Produce an exact transcription of the listing below, omitting the pictures.

═══ RECORDED INFORMATION ═══

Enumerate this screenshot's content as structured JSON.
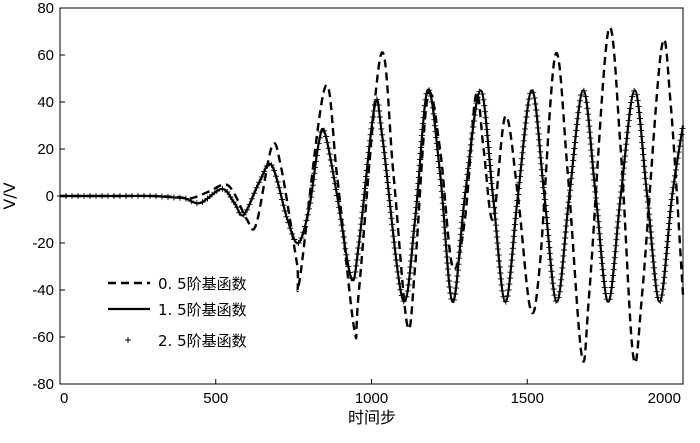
{
  "chart_data": {
    "type": "line",
    "title": "",
    "xlabel": "时间步",
    "ylabel": "V/V",
    "xlim": [
      0,
      2000
    ],
    "ylim": [
      -80,
      80
    ],
    "xticks": [
      "0",
      "500",
      "1000",
      "1500",
      "2000"
    ],
    "yticks": [
      "80",
      "60",
      "40",
      "20",
      "0",
      "-20",
      "-40",
      "-60",
      "-80"
    ],
    "grid": false,
    "legend_position": "bottom-left",
    "series": [
      {
        "name": "0. 5阶基函数",
        "style": "dashed",
        "points": [
          [
            0,
            0
          ],
          [
            100,
            0
          ],
          [
            200,
            0
          ],
          [
            300,
            0
          ],
          [
            380,
            -0.5
          ],
          [
            420,
            -1
          ],
          [
            480,
            2
          ],
          [
            530,
            5
          ],
          [
            560,
            1
          ],
          [
            600,
            -10
          ],
          [
            630,
            -12
          ],
          [
            680,
            21
          ],
          [
            710,
            12
          ],
          [
            760,
            -28
          ],
          [
            770,
            -35
          ],
          [
            850,
            46
          ],
          [
            890,
            8
          ],
          [
            945,
            -57
          ],
          [
            960,
            -40
          ],
          [
            1030,
            60
          ],
          [
            1070,
            10
          ],
          [
            1115,
            -55
          ],
          [
            1140,
            -30
          ],
          [
            1180,
            42
          ],
          [
            1220,
            20
          ],
          [
            1260,
            -30
          ],
          [
            1300,
            -10
          ],
          [
            1335,
            43
          ],
          [
            1360,
            20
          ],
          [
            1390,
            -10
          ],
          [
            1430,
            34
          ],
          [
            1470,
            0
          ],
          [
            1510,
            -48
          ],
          [
            1540,
            -30
          ],
          [
            1590,
            60
          ],
          [
            1630,
            10
          ],
          [
            1675,
            -68
          ],
          [
            1700,
            -40
          ],
          [
            1760,
            70
          ],
          [
            1800,
            20
          ],
          [
            1840,
            -68
          ],
          [
            1870,
            -40
          ],
          [
            1930,
            62
          ],
          [
            1960,
            40
          ],
          [
            2000,
            -42
          ]
        ]
      },
      {
        "name": "1. 5阶基函数",
        "style": "solid",
        "points": [
          [
            0,
            0
          ],
          [
            100,
            0
          ],
          [
            200,
            0
          ],
          [
            300,
            0
          ],
          [
            350,
            -0.5
          ],
          [
            400,
            -1
          ],
          [
            450,
            -3
          ],
          [
            520,
            3
          ],
          [
            560,
            -3
          ],
          [
            590,
            -8
          ],
          [
            640,
            6
          ],
          [
            680,
            13
          ],
          [
            730,
            -10
          ],
          [
            765,
            -20
          ],
          [
            800,
            -5
          ],
          [
            830,
            22
          ],
          [
            850,
            27
          ],
          [
            890,
            0
          ],
          [
            935,
            -35
          ],
          [
            960,
            -20
          ],
          [
            1010,
            38
          ],
          [
            1035,
            25
          ],
          [
            1100,
            -44
          ],
          [
            1140,
            -10
          ],
          [
            1180,
            45
          ],
          [
            1220,
            10
          ],
          [
            1260,
            -45
          ],
          [
            1300,
            0
          ],
          [
            1350,
            45
          ],
          [
            1390,
            0
          ],
          [
            1430,
            -45
          ],
          [
            1470,
            0
          ],
          [
            1515,
            45
          ],
          [
            1555,
            0
          ],
          [
            1595,
            -45
          ],
          [
            1635,
            0
          ],
          [
            1680,
            45
          ],
          [
            1720,
            0
          ],
          [
            1760,
            -45
          ],
          [
            1800,
            0
          ],
          [
            1845,
            45
          ],
          [
            1885,
            0
          ],
          [
            1925,
            -45
          ],
          [
            1965,
            0
          ],
          [
            2000,
            30
          ]
        ]
      },
      {
        "name": "2. 5阶基函数",
        "style": "markers-plus",
        "points": [
          [
            0,
            0
          ],
          [
            100,
            0
          ],
          [
            200,
            0
          ],
          [
            300,
            0
          ],
          [
            350,
            -0.5
          ],
          [
            400,
            -1
          ],
          [
            450,
            -3
          ],
          [
            520,
            3
          ],
          [
            560,
            -3
          ],
          [
            590,
            -8
          ],
          [
            640,
            6
          ],
          [
            680,
            13
          ],
          [
            730,
            -10
          ],
          [
            765,
            -20
          ],
          [
            800,
            -5
          ],
          [
            830,
            22
          ],
          [
            850,
            27
          ],
          [
            890,
            0
          ],
          [
            935,
            -35
          ],
          [
            960,
            -20
          ],
          [
            1010,
            38
          ],
          [
            1035,
            25
          ],
          [
            1100,
            -44
          ],
          [
            1140,
            -10
          ],
          [
            1180,
            45
          ],
          [
            1220,
            10
          ],
          [
            1260,
            -45
          ],
          [
            1300,
            0
          ],
          [
            1350,
            45
          ],
          [
            1390,
            0
          ],
          [
            1430,
            -45
          ],
          [
            1470,
            0
          ],
          [
            1515,
            45
          ],
          [
            1555,
            0
          ],
          [
            1595,
            -45
          ],
          [
            1635,
            0
          ],
          [
            1680,
            45
          ],
          [
            1720,
            0
          ],
          [
            1760,
            -45
          ],
          [
            1800,
            0
          ],
          [
            1845,
            45
          ],
          [
            1885,
            0
          ],
          [
            1925,
            -45
          ],
          [
            1965,
            0
          ],
          [
            2000,
            30
          ]
        ]
      }
    ]
  },
  "colors": {
    "line": "#000000",
    "background": "#ffffff"
  }
}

═══

SOLUTION TO THIS PROBLEM ::
Enumerate this screenshot's content as structured JSON.
{
  "chart_data": {
    "type": "line",
    "title": "",
    "xlabel": "时间步",
    "ylabel": "V/V",
    "xlim": [
      0,
      2000
    ],
    "ylim": [
      -80,
      80
    ],
    "xticks": [
      "0",
      "500",
      "1000",
      "1500",
      "2000"
    ],
    "yticks": [
      "80",
      "60",
      "40",
      "20",
      "0",
      "-20",
      "-40",
      "-60",
      "-80"
    ],
    "grid": false,
    "legend_position": "bottom-left",
    "series": [
      {
        "name": "0. 5阶基函数",
        "style": "dashed",
        "points": [
          [
            0,
            0
          ],
          [
            100,
            0
          ],
          [
            200,
            0
          ],
          [
            300,
            0
          ],
          [
            380,
            -0.5
          ],
          [
            420,
            -1
          ],
          [
            480,
            2
          ],
          [
            530,
            5
          ],
          [
            560,
            1
          ],
          [
            600,
            -10
          ],
          [
            630,
            -12
          ],
          [
            680,
            21
          ],
          [
            710,
            12
          ],
          [
            760,
            -28
          ],
          [
            770,
            -35
          ],
          [
            850,
            46
          ],
          [
            890,
            8
          ],
          [
            945,
            -57
          ],
          [
            960,
            -40
          ],
          [
            1030,
            60
          ],
          [
            1070,
            10
          ],
          [
            1115,
            -55
          ],
          [
            1140,
            -30
          ],
          [
            1180,
            42
          ],
          [
            1220,
            20
          ],
          [
            1260,
            -30
          ],
          [
            1300,
            -10
          ],
          [
            1335,
            43
          ],
          [
            1360,
            20
          ],
          [
            1390,
            -10
          ],
          [
            1430,
            34
          ],
          [
            1470,
            0
          ],
          [
            1510,
            -48
          ],
          [
            1540,
            -30
          ],
          [
            1590,
            60
          ],
          [
            1630,
            10
          ],
          [
            1675,
            -68
          ],
          [
            1700,
            -40
          ],
          [
            1760,
            70
          ],
          [
            1800,
            20
          ],
          [
            1840,
            -68
          ],
          [
            1870,
            -40
          ],
          [
            1930,
            62
          ],
          [
            1960,
            40
          ],
          [
            2000,
            -42
          ]
        ]
      },
      {
        "name": "1. 5阶基函数",
        "style": "solid",
        "points": [
          [
            0,
            0
          ],
          [
            100,
            0
          ],
          [
            200,
            0
          ],
          [
            300,
            0
          ],
          [
            350,
            -0.5
          ],
          [
            400,
            -1
          ],
          [
            450,
            -3
          ],
          [
            520,
            3
          ],
          [
            560,
            -3
          ],
          [
            590,
            -8
          ],
          [
            640,
            6
          ],
          [
            680,
            13
          ],
          [
            730,
            -10
          ],
          [
            765,
            -20
          ],
          [
            800,
            -5
          ],
          [
            830,
            22
          ],
          [
            850,
            27
          ],
          [
            890,
            0
          ],
          [
            935,
            -35
          ],
          [
            960,
            -20
          ],
          [
            1010,
            38
          ],
          [
            1035,
            25
          ],
          [
            1100,
            -44
          ],
          [
            1140,
            -10
          ],
          [
            1180,
            45
          ],
          [
            1220,
            10
          ],
          [
            1260,
            -45
          ],
          [
            1300,
            0
          ],
          [
            1350,
            45
          ],
          [
            1390,
            0
          ],
          [
            1430,
            -45
          ],
          [
            1470,
            0
          ],
          [
            1515,
            45
          ],
          [
            1555,
            0
          ],
          [
            1595,
            -45
          ],
          [
            1635,
            0
          ],
          [
            1680,
            45
          ],
          [
            1720,
            0
          ],
          [
            1760,
            -45
          ],
          [
            1800,
            0
          ],
          [
            1845,
            45
          ],
          [
            1885,
            0
          ],
          [
            1925,
            -45
          ],
          [
            1965,
            0
          ],
          [
            2000,
            30
          ]
        ]
      },
      {
        "name": "2. 5阶基函数",
        "style": "markers-plus",
        "points": [
          [
            0,
            0
          ],
          [
            100,
            0
          ],
          [
            200,
            0
          ],
          [
            300,
            0
          ],
          [
            350,
            -0.5
          ],
          [
            400,
            -1
          ],
          [
            450,
            -3
          ],
          [
            520,
            3
          ],
          [
            560,
            -3
          ],
          [
            590,
            -8
          ],
          [
            640,
            6
          ],
          [
            680,
            13
          ],
          [
            730,
            -10
          ],
          [
            765,
            -20
          ],
          [
            800,
            -5
          ],
          [
            830,
            22
          ],
          [
            850,
            27
          ],
          [
            890,
            0
          ],
          [
            935,
            -35
          ],
          [
            960,
            -20
          ],
          [
            1010,
            38
          ],
          [
            1035,
            25
          ],
          [
            1100,
            -44
          ],
          [
            1140,
            -10
          ],
          [
            1180,
            45
          ],
          [
            1220,
            10
          ],
          [
            1260,
            -45
          ],
          [
            1300,
            0
          ],
          [
            1350,
            45
          ],
          [
            1390,
            0
          ],
          [
            1430,
            -45
          ],
          [
            1470,
            0
          ],
          [
            1515,
            45
          ],
          [
            1555,
            0
          ],
          [
            1595,
            -45
          ],
          [
            1635,
            0
          ],
          [
            1680,
            45
          ],
          [
            1720,
            0
          ],
          [
            1760,
            -45
          ],
          [
            1800,
            0
          ],
          [
            1845,
            45
          ],
          [
            1885,
            0
          ],
          [
            1925,
            -45
          ],
          [
            1965,
            0
          ],
          [
            2000,
            30
          ]
        ]
      }
    ]
  },
  "colors": {
    "line": "#000000",
    "background": "#ffffff"
  }
}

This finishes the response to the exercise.